**PROVIDED RECORDS**
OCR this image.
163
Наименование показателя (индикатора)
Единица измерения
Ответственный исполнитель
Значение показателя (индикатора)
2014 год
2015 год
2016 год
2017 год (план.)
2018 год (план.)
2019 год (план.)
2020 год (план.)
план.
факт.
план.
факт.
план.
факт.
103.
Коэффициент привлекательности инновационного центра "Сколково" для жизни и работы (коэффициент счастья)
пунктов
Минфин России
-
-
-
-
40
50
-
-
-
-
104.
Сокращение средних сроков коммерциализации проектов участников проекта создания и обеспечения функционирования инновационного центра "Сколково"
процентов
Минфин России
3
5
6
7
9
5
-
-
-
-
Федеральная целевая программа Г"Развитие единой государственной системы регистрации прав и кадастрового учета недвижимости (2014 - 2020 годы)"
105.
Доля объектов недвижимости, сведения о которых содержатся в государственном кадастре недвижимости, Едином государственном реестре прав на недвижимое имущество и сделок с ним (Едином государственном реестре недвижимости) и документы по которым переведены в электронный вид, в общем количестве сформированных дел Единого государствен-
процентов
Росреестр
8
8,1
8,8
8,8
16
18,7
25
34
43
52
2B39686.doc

**AIM OF THE EXERCISE**
Once more, set down the full listing, verbatim.

**RESULT**
OCR this image.
163
Наименование показателя (индикатора)
Единица измерения
Ответственный исполнитель
Значение показателя (индикатора)
2014 год
2015 год
2016 год
2017 год (план.)
2018 год (план.)
2019 год (план.)
2020 год (план.)
план.
факт.
план.
факт.
план.
факт.
103.
Коэффициент привлекательности инновационного центра "Сколково" для жизни и работы (коэффициент счастья)
пунктов
Минфин России
-
-
-
-
40
50
-
-
-
-
104.
Сокращение средних сроков коммерциализации проектов участников проекта создания и обеспечения функционирования инновационного центра "Сколково"
процентов
Минфин России
3
5
6
7
9
5
-
-
-
-
Федеральная целевая программа Г"Развитие единой государственной системы регистрации прав и кадастрового учета недвижимости (2014 - 2020 годы)"
105.
Доля объектов недвижимости, сведения о которых содержатся в государственном кадастре недвижимости, Едином государственном реестре прав на недвижимое имущество и сделок с ним (Едином государственном реестре недвижимости) и документы по которым переведены в электронный вид, в общем количестве сформированных дел Единого государствен-
процентов
Росреестр
8
8,1
8,8
8,8
16
18,7
25
34
43
52
2B39686.doc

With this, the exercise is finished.